- _Stated task_
Can you render the data, from its first line through the line containing "pie-slice (420, 110, 500, 160)" inclusive, as a JSON list of strings with one string per line and any blank lines omitted?

Labeled region data
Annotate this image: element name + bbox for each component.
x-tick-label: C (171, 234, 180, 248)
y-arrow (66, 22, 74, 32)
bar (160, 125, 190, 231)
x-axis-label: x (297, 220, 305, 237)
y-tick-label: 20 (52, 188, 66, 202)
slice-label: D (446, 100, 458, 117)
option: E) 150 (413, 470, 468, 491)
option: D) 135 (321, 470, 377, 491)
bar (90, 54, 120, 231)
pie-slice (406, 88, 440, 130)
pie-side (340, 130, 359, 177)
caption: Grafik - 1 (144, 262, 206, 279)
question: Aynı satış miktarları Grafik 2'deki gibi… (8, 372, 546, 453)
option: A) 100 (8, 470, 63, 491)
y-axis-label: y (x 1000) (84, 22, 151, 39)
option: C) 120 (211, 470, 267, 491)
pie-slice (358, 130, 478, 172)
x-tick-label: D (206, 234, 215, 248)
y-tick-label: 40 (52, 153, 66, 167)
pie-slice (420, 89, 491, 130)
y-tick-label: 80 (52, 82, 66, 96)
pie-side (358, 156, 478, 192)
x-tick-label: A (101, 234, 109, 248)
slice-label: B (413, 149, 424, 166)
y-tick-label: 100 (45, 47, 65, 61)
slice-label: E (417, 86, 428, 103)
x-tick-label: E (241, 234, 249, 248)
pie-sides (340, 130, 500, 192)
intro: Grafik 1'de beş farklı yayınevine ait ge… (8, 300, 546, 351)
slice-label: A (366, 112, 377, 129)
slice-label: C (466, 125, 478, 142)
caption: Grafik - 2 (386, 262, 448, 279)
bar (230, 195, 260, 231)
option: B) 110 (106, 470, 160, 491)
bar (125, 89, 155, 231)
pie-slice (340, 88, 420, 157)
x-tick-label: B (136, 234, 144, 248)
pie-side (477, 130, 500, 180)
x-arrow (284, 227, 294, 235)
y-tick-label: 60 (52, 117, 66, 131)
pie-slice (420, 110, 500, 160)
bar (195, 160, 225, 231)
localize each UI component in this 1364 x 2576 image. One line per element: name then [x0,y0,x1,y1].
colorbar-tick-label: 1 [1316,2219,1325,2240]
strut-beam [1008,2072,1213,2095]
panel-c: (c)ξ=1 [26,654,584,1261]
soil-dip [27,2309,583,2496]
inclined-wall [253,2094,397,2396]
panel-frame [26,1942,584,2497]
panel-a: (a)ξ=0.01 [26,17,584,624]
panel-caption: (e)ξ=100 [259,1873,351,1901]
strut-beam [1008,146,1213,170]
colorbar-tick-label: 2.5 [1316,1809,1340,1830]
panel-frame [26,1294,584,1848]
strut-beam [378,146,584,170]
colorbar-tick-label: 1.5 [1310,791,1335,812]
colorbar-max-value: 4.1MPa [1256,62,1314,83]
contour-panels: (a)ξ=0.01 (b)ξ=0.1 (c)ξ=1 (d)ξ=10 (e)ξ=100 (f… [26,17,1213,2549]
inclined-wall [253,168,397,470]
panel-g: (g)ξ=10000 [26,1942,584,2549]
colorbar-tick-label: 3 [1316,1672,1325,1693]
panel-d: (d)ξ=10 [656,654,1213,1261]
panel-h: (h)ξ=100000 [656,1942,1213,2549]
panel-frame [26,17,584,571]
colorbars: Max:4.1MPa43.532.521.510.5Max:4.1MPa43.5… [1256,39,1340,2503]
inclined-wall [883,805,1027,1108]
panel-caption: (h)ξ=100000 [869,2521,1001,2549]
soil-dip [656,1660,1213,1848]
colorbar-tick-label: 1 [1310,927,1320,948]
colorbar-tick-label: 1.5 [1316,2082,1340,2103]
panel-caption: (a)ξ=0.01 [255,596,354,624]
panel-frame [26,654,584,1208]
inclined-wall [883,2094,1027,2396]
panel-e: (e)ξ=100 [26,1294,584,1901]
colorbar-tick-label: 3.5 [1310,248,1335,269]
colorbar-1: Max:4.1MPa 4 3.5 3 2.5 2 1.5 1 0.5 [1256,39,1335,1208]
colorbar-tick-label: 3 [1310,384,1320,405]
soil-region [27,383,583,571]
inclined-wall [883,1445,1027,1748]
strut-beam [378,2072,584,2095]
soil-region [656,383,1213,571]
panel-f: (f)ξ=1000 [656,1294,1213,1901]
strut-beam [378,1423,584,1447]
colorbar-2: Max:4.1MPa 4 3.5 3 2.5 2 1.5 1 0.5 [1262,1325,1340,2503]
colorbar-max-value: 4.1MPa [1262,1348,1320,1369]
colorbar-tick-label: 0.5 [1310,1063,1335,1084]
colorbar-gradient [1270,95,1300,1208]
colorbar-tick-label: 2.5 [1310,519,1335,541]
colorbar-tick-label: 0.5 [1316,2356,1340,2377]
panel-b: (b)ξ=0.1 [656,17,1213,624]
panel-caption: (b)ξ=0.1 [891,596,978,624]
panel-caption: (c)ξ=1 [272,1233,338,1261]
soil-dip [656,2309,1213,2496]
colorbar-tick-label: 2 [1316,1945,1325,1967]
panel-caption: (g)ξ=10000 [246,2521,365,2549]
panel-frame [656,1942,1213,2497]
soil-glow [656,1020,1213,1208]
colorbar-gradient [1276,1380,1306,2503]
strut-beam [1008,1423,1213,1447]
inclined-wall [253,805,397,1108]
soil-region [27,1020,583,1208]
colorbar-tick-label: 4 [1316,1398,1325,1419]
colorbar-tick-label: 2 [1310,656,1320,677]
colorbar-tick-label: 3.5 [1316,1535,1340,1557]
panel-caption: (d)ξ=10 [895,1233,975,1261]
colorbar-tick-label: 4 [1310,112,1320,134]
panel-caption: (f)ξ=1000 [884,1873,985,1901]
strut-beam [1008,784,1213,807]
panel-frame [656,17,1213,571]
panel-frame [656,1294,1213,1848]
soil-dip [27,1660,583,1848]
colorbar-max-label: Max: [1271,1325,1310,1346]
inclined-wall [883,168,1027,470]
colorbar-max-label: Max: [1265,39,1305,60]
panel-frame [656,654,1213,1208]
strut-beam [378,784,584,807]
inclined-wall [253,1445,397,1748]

- _Written answer_
[
  "Annotate this image: element name + bbox for each component.",
  "x-tick-label: C (171, 234, 180, 248)",
  "y-arrow (66, 22, 74, 32)",
  "bar (160, 125, 190, 231)",
  "x-axis-label: x (297, 220, 305, 237)",
  "y-tick-label: 20 (52, 188, 66, 202)",
  "slice-label: D (446, 100, 458, 117)",
  "option: E) 150 (413, 470, 468, 491)",
  "option: D) 135 (321, 470, 377, 491)",
  "bar (90, 54, 120, 231)",
  "pie-slice (406, 88, 440, 130)",
  "pie-side (340, 130, 359, 177)",
  "caption: Grafik - 1 (144, 262, 206, 279)",
  "question: Aynı satış miktarları Grafik 2'deki gibi… (8, 372, 546, 453)",
  "option: A) 100 (8, 470, 63, 491)",
  "y-axis-label: y (x 1000) (84, 22, 151, 39)",
  "option: C) 120 (211, 470, 267, 491)",
  "pie-slice (358, 130, 478, 172)",
  "x-tick-label: D (206, 234, 215, 248)",
  "y-tick-label: 40 (52, 153, 66, 167)",
  "pie-slice (420, 89, 491, 130)",
  "y-tick-label: 80 (52, 82, 66, 96)",
  "pie-side (358, 156, 478, 192)",
  "x-tick-label: A (101, 234, 109, 248)",
  "slice-label: B (413, 149, 424, 166)",
  "y-tick-label: 100 (45, 47, 65, 61)",
  "slice-label: E (417, 86, 428, 103)",
  "x-tick-label: E (241, 234, 249, 248)",
  "pie-sides (340, 130, 500, 192)",
  "intro: Grafik 1'de beş farklı yayınevine ait ge… (8, 300, 546, 351)",
  "slice-label: A (366, 112, 377, 129)",
  "slice-label: C (466, 125, 478, 142)",
  "caption: Grafik - 2 (386, 262, 448, 279)",
  "bar (230, 195, 260, 231)",
  "option: B) 110 (106, 470, 160, 491)",
  "bar (125, 89, 155, 231)",
  "pie-slice (340, 88, 420, 157)",
  "x-tick-label: B (136, 234, 144, 248)",
  "pie-side (477, 130, 500, 180)",
  "x-arrow (284, 227, 294, 235)",
  "y-tick-label: 60 (52, 117, 66, 131)",
  "pie-slice (420, 110, 500, 160)"
]